» **Page excerpt**:
----------------

MrBagel Funny: Latest Joke Listed

MrBagel News: Hottest News Stories

Bodgey Bagels Latest Caption Contest

Mr Bagels Latest Cartoon

Mr Bagel Latest Videos

Tuesday, 5 June 2007

What if Israel Had Turned Back?
An invitation to discuss an Opinion.

The New York Times has an Op-ed by Tom Segev. In it he postulates what may have happened if Israel had chosen not to 'conquer the Arab sections of the city as well as the West Bank.'

Picture Credit: David Suter

I've included the whole article, as I would like to comment on it in depth in the near future.
I'm very interested in hearing other peoples thoughts on this article.
Please do comment.

Jerusalem

Forty years ago today, on the morning of June 5, 1967, Jordan launched an artillery attack on the Israeli part of Jerusalem. In reaction Israel conquered the Arab sections of the city as well as the West Bank.

History is full of “what ifs,” and responsible historians should not indulge in such speculation. But journalists may. What if Israel hadn’t taken East Jerusalem and the West Bank in the Six-Day War? Would the Palestinian situation have found some solution and Israel be living at least in relative peace with its neighbors? Would Islamic fundamentalism and terrorism have been avoided?

Perhaps. But the alternate history is not as outrageous or inconceivable as one might think. Leading Israeli policy planners had determined six months before the Six-Day War that capturing the West Bank would be bad for the country. Recently declassified Israeli government documents show that according to these policy planners, taking over the West Bank would weaken the relative strength of Israel’s Jewish majority, encourage Palestinian nationalism and ultimately lead to violent resistance.

These comprehensive political and strategic discussions began in November 1966 and concluded in January 1967. The participants were representatives of the Mossad, the Israel Defense Forces’ intelligence branch and the Foreign Ministry. The documents they prepared were approved by Prime Minister Levi Eshkol and the army’s chief of staff, Yitzhak Rabin, and therefore reflect Israel’s strategic thinking six months before the war.

There was general agreement that it would be to Israel’s advantage for King Hussein of Jordan, whose country controlled the West Bank, to remain in power: he had, in effect, accepted Israel’s existence, so Israel naturally had an interest in strengthening his regime.

Hussein was also endeavoring to unify the West Bank with the East Bank and was encouraging West Bank Palestinians to migrate to the east. Over the preceding 15 years, the number of Palestinians who had left the West Bank for the east had reached 200,000. Moreover, approximately 100,000 Palestinians had left Jordan altogether. Hussein’s effort to integrate Palestinians was “a positive phenomenon from Israel’s point of view,” concluded the final position paper that emerged from that winter’s discussions. Hussein was acting to eradicate the Palestinian question, and this was an excellent reason not to take the West Bank away from him.

» **Stated task**: According to the blog post, when did the Israeli policy discussions about the West Bank begin and end? The entries come from a separate source.

» **Data**:
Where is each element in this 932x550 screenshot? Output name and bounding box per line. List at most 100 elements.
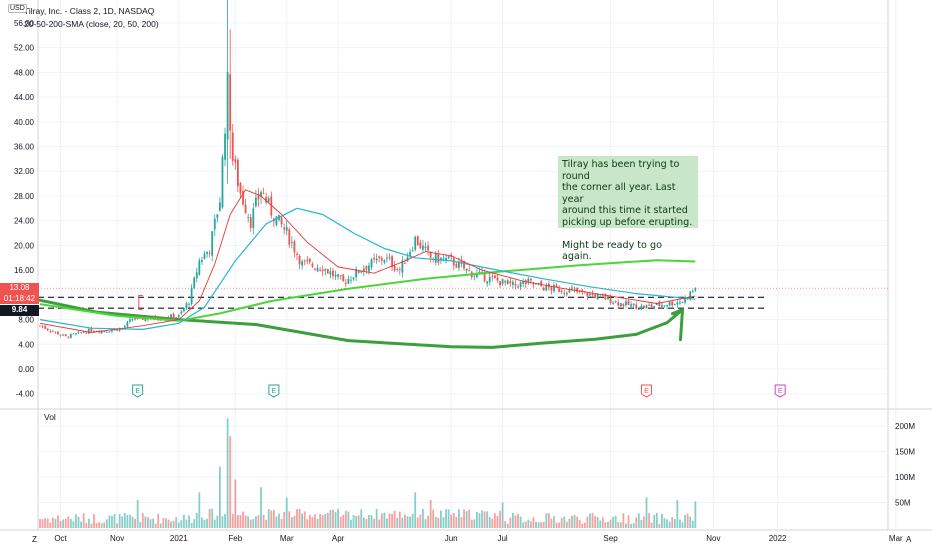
- volume-bar: [506, 523, 509, 528]
- candle-body: [254, 197, 257, 207]
- candle-body: [314, 268, 316, 270]
- volume-bar: [111, 515, 113, 528]
- candle-body: [540, 280, 543, 287]
- candle-body: [681, 301, 684, 303]
- candle-body: [563, 292, 566, 294]
- candle-body: [414, 236, 417, 250]
- candle-body: [524, 280, 527, 284]
- candle-body: [493, 275, 496, 279]
- candle-body: [529, 278, 532, 281]
- candle-body: [635, 304, 638, 310]
- candle-body: [565, 292, 568, 295]
- candle-body: [571, 287, 573, 290]
- volume-bar: [85, 522, 88, 528]
- candle-body: [627, 300, 630, 305]
- candle-body: [378, 256, 381, 259]
- candle-body: [211, 231, 214, 256]
- candle-body: [380, 257, 383, 261]
- volume-bar: [319, 514, 322, 528]
- candle-body: [306, 259, 309, 262]
- volume-bar: [54, 518, 57, 528]
- candle-body: [260, 191, 262, 197]
- volume-bar: [175, 516, 178, 528]
- candle-body: [653, 306, 656, 309]
- candle-body: [244, 204, 247, 214]
- volume-bar: [105, 519, 108, 528]
- volume-bar: [90, 523, 93, 528]
- candle-body: [368, 265, 370, 272]
- candle-body: [401, 260, 404, 273]
- candle-body: [632, 303, 635, 306]
- volume-bar: [311, 517, 314, 528]
- candle-body: [337, 274, 340, 277]
- zoom-icon[interactable]: Z: [32, 535, 37, 544]
- price-tick-label: 40.00: [14, 118, 35, 127]
- volume-bar: [211, 508, 214, 528]
- volume-bar: [509, 517, 512, 528]
- volume-bar: [432, 509, 435, 528]
- volume-bar: [383, 512, 386, 528]
- candle-body: [280, 217, 283, 225]
- annotation-note[interactable]: Tilray has been trying to round the corn…: [558, 156, 698, 262]
- volume-bar: [576, 516, 579, 528]
- volume-bar: [170, 521, 172, 528]
- price-tick-label: 36.00: [14, 143, 35, 152]
- candle-body: [496, 277, 499, 281]
- volume-bar: [511, 512, 514, 528]
- candle-body: [319, 269, 322, 271]
- volume-bar: [283, 512, 286, 528]
- candle-body: [691, 290, 694, 293]
- currency-badge[interactable]: USD: [8, 4, 27, 13]
- volume-bar: [625, 523, 627, 528]
- volume-bar: [478, 513, 481, 528]
- candle-body: [576, 287, 579, 292]
- auto-scale-button[interactable]: A: [906, 535, 912, 544]
- volume-bar: [303, 511, 306, 528]
- volume-tick-label: 50M: [895, 499, 911, 508]
- volume-bar: [308, 514, 311, 528]
- volume-bar: [244, 515, 247, 528]
- candle-body: [316, 267, 319, 272]
- volume-bar: [558, 522, 561, 528]
- time-tick-label: Nov: [110, 534, 124, 543]
- time-tick-label: Mar: [280, 534, 294, 543]
- volume-bar: [87, 518, 90, 528]
- candle-body: [506, 280, 509, 284]
- candle-body: [419, 242, 422, 249]
- volume-bar: [491, 518, 494, 528]
- candle-body: [442, 258, 445, 261]
- volume-bar: [172, 520, 175, 528]
- candle-body: [391, 256, 393, 268]
- volume-bar: [216, 515, 219, 528]
- candle-body: [422, 245, 424, 250]
- volume-bar: [224, 513, 226, 528]
- candle-body: [537, 282, 540, 285]
- volume-bar: [619, 522, 622, 528]
- candle-body: [545, 284, 548, 291]
- arrow-tail: [36, 298, 258, 327]
- candle-body: [499, 280, 501, 286]
- candle-body: [481, 271, 483, 273]
- volume-bar: [324, 513, 327, 528]
- dashed-levels: [38, 287, 888, 311]
- volume-bar: [591, 512, 594, 528]
- volume-bar: [568, 518, 571, 528]
- candle-body: [612, 302, 615, 304]
- volume-bar: [458, 509, 460, 528]
- volume-bar: [463, 509, 465, 528]
- volume-bar: [465, 511, 468, 528]
- volume-bar: [581, 523, 584, 528]
- volume-bar: [470, 519, 473, 528]
- volume-bar: [434, 517, 437, 528]
- volume-bar: [270, 510, 273, 528]
- volume-bar: [69, 518, 72, 528]
- volume-bar: [72, 521, 75, 528]
- volume-bar: [614, 515, 617, 528]
- volume-bar: [493, 513, 496, 528]
- time-tick-label: Nov: [706, 534, 720, 543]
- candle-body: [129, 319, 131, 322]
- earnings-marker-label: E: [135, 388, 140, 395]
- candle-body: [517, 286, 519, 288]
- volume-bar: [550, 518, 553, 528]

» **Complete output**: They began in November 1966 and ended in January 1967.